**** Source material

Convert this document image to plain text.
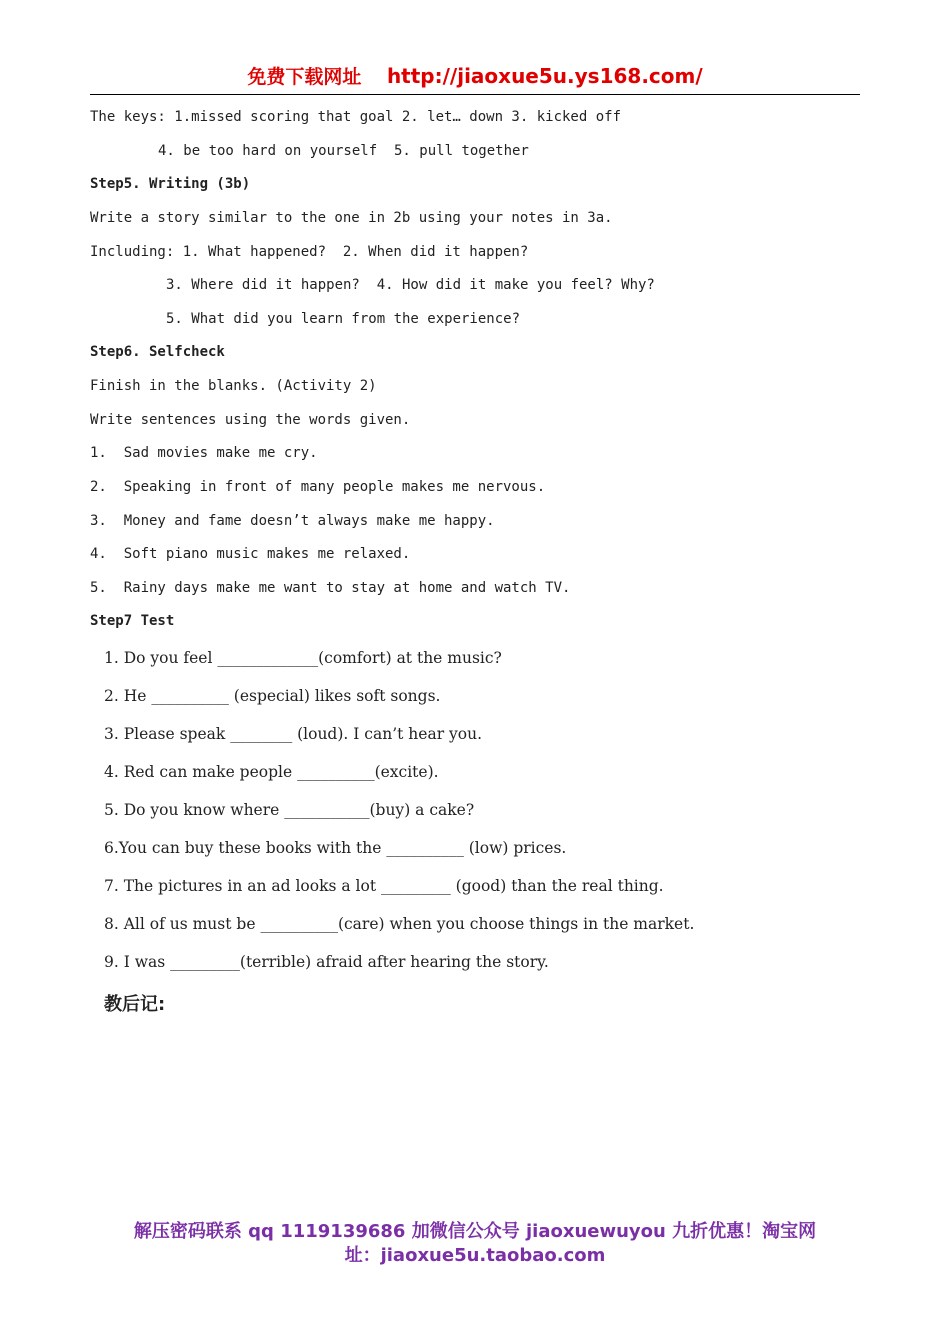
免费下载网址 http://jiaoxue5u.ys168.com/
The keys: 1.missed scoring that goal 2. let… down 3. kicked off
4. be too hard on yourself  5. pull together
Step5. Writing (3b)
Write a story similar to the one in 2b using your notes in 3a.
Including: 1. What happened?  2. When did it happen?
3. Where did it happen?  4. How did it make you feel? Why?
5. What did you learn from the experience?
Step6. Selfcheck
Finish in the blanks. (Activity 2)
Write sentences using the words given.
1.  Sad movies make me cry.
2.  Speaking in front of many people makes me nervous.
3.  Money and fame doesn’t always make me happy.
4.  Soft piano music makes me relaxed.
5.  Rainy days make me want to stay at home and watch TV.
Step7 Test
1. Do you feel _____________(comfort) at the music?
2. He __________ (especial) likes soft songs.
3. Please speak ________ (loud). I can’t hear you.
4. Red can make people __________(excite).
5. Do you know where ___________(buy) a cake?
6.You can buy these books with the __________ (low) prices.
7. The pictures in an ad looks a lot _________ (good) than the real thing.
8. All of us must be __________(care) when you choose things in the market.
9. I was _________(terrible) afraid after hearing the story.
教后记:
解压密码联系 qq 1119139686 加微信公众号 jiaoxuewuyou 九折优惠！淘宝网
址：jiaoxue5u.taobao.com
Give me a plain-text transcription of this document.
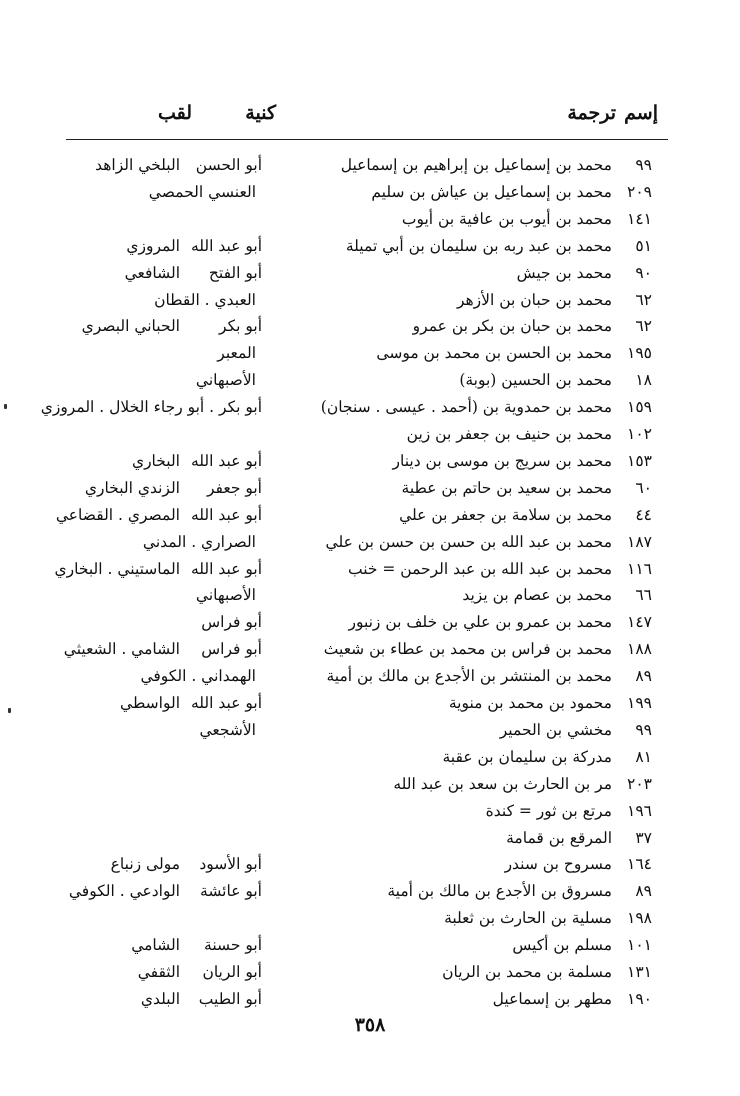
ترجمة إسم
كنية
لقب
٩٩
محمد بن إسماعيل بن إبراهيم بن إسماعيل
أبو الحسن
البلخي الزاهد
٢٠٩
محمد بن إسماعيل بن عياش بن سليم
العنسي الحمصي
١٤١
محمد بن أيوب بن عافية بن أيوب
٥١
محمد بن عبد ربه بن سليمان بن أبي تميلة
أبو عبد الله
المروزي
٩٠
محمد بن جيش
أبو الفتح
الشافعي
٦٢
محمد بن حبان بن الأزهر
العبدي . القطان
٦٢
محمد بن حبان بن بكر بن عمرو
أبو بكر
الحباني البصري
١٩٥
محمد بن الحسن بن محمد بن موسى
المعبر
١٨
محمد بن الحسين (بوبة)
الأصبهاني
١٥٩
محمد بن حمدوية بن (أحمد . عيسى . سنجان)
أبو بكر . أبو رجاء الخلال . المروزي
١٠٢
محمد بن حنيف بن جعفر بن زين
١٥٣
محمد بن سريج بن موسى بن دينار
أبو عبد الله
البخاري
٦٠
محمد بن سعيد بن حاتم بن عطية
أبو جعفر
الزندي البخاري
٤٤
محمد بن سلامة بن جعفر بن علي
أبو عبد الله
المصري . القضاعي
١٨٧
محمد بن عبد الله بن حسن بن حسن بن علي
الصراري . المدني
١١٦
محمد بن عبد الله بن عبد الرحمن = خنب
أبو عبد الله
الماستيني . البخاري
٦٦
محمد بن عصام بن يزيد
الأصبهاني
١٤٧
محمد بن عمرو بن علي بن خلف بن زنبور
أبو فراس
١٨٨
محمد بن فراس بن محمد بن عطاء بن شعيث
أبو فراس
الشامي . الشعيثي
٨٩
محمد بن المنتشر بن الأجدع بن مالك بن أمية
الهمداني . الكوفي
١٩٩
محمود بن محمد بن منوية
أبو عبد الله
الواسطي
٩٩
مخشي بن الحمير
الأشجعي
٨١
مدركة بن سليمان بن عقبة
٢٠٣
مر بن الحارث بن سعد بن عبد الله
١٩٦
مرتع بن ثور = كندة
٣٧
المرقع بن قمامة
١٦٤
مسروح بن سندر
أبو الأسود
مولى زنباع
٨٩
مسروق بن الأجدع بن مالك بن أمية
أبو عائشة
الوادعي . الكوفي
١٩٨
مسلية بن الحارث بن ثعلبة
١٠١
مسلم بن أكيس
أبو حسنة
الشامي
١٣١
مسلمة بن محمد بن الريان
أبو الريان
الثقفي
١٩٠
مطهر بن إسماعيل
أبو الطيب
البلدي
٣٥٨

********

- Set exercise -
Copy the material exactly. Do not include the pictures.

- Result of this exercise -
Convert this document image to plain text.
免费下载网址 http://jiaoxue5u.ys168.com/
The keys: 1.missed scoring that goal 2. let… down 3. kicked off
4. be too hard on yourself  5. pull together
Step5. Writing (3b)
Write a story similar to the one in 2b using your notes in 3a.
Including: 1. What happened?  2. When did it happen?
3. Where did it happen?  4. How did it make you feel? Why?
5. What did you learn from the experience?
Step6. Selfcheck
Finish in the blanks. (Activity 2)
Write sentences using the words given.
1.  Sad movies make me cry.
2.  Speaking in front of many people makes me nervous.
3.  Money and fame doesn’t always make me happy.
4.  Soft piano music makes me relaxed.
5.  Rainy days make me want to stay at home and watch TV.
Step7 Test
1. Do you feel _____________(comfort) at the music?
2. He __________ (especial) likes soft songs.
3. Please speak ________ (loud). I can’t hear you.
4. Red can make people __________(excite).
5. Do you know where ___________(buy) a cake?
6.You can buy these books with the __________ (low) prices.
7. The pictures in an ad looks a lot _________ (good) than the real thing.
8. All of us must be __________(care) when you choose things in the market.
9. I was _________(terrible) afraid after hearing the story.
教后记:
解压密码联系 qq 1119139686 加微信公众号 jiaoxuewuyou 九折优惠！淘宝网
址：jiaoxue5u.taobao.com
Give me a plain-text transcription of this document.
ترجمة إسم
كنية
لقب
٩٩
محمد بن إسماعيل بن إبراهيم بن إسماعيل
أبو الحسن
البلخي الزاهد
٢٠٩
محمد بن إسماعيل بن عياش بن سليم
العنسي الحمصي
١٤١
محمد بن أيوب بن عافية بن أيوب
٥١
محمد بن عبد ربه بن سليمان بن أبي تميلة
أبو عبد الله
المروزي
٩٠
محمد بن جيش
أبو الفتح
الشافعي
٦٢
محمد بن حبان بن الأزهر
العبدي . القطان
٦٢
محمد بن حبان بن بكر بن عمرو
أبو بكر
الحباني البصري
١٩٥
محمد بن الحسن بن محمد بن موسى
المعبر
١٨
محمد بن الحسين (بوبة)
الأصبهاني
١٥٩
محمد بن حمدوية بن (أحمد . عيسى . سنجان)
أبو بكر . أبو رجاء الخلال . المروزي
١٠٢
محمد بن حنيف بن جعفر بن زين
١٥٣
محمد بن سريج بن موسى بن دينار
أبو عبد الله
البخاري
٦٠
محمد بن سعيد بن حاتم بن عطية
أبو جعفر
الزندي البخاري
٤٤
محمد بن سلامة بن جعفر بن علي
أبو عبد الله
المصري . القضاعي
١٨٧
محمد بن عبد الله بن حسن بن حسن بن علي
الصراري . المدني
١١٦
محمد بن عبد الله بن عبد الرحمن = خنب
أبو عبد الله
الماستيني . البخاري
٦٦
محمد بن عصام بن يزيد
الأصبهاني
١٤٧
محمد بن عمرو بن علي بن خلف بن زنبور
أبو فراس
١٨٨
محمد بن فراس بن محمد بن عطاء بن شعيث
أبو فراس
الشامي . الشعيثي
٨٩
محمد بن المنتشر بن الأجدع بن مالك بن أمية
الهمداني . الكوفي
١٩٩
محمود بن محمد بن منوية
أبو عبد الله
الواسطي
٩٩
مخشي بن الحمير
الأشجعي
٨١
مدركة بن سليمان بن عقبة
٢٠٣
مر بن الحارث بن سعد بن عبد الله
١٩٦
مرتع بن ثور = كندة
٣٧
المرقع بن قمامة
١٦٤
مسروح بن سندر
أبو الأسود
مولى زنباع
٨٩
مسروق بن الأجدع بن مالك بن أمية
أبو عائشة
الوادعي . الكوفي
١٩٨
مسلية بن الحارث بن ثعلبة
١٠١
مسلم بن أكيس
أبو حسنة
الشامي
١٣١
مسلمة بن محمد بن الريان
أبو الريان
الثقفي
١٩٠
مطهر بن إسماعيل
أبو الطيب
البلدي
٣٥٨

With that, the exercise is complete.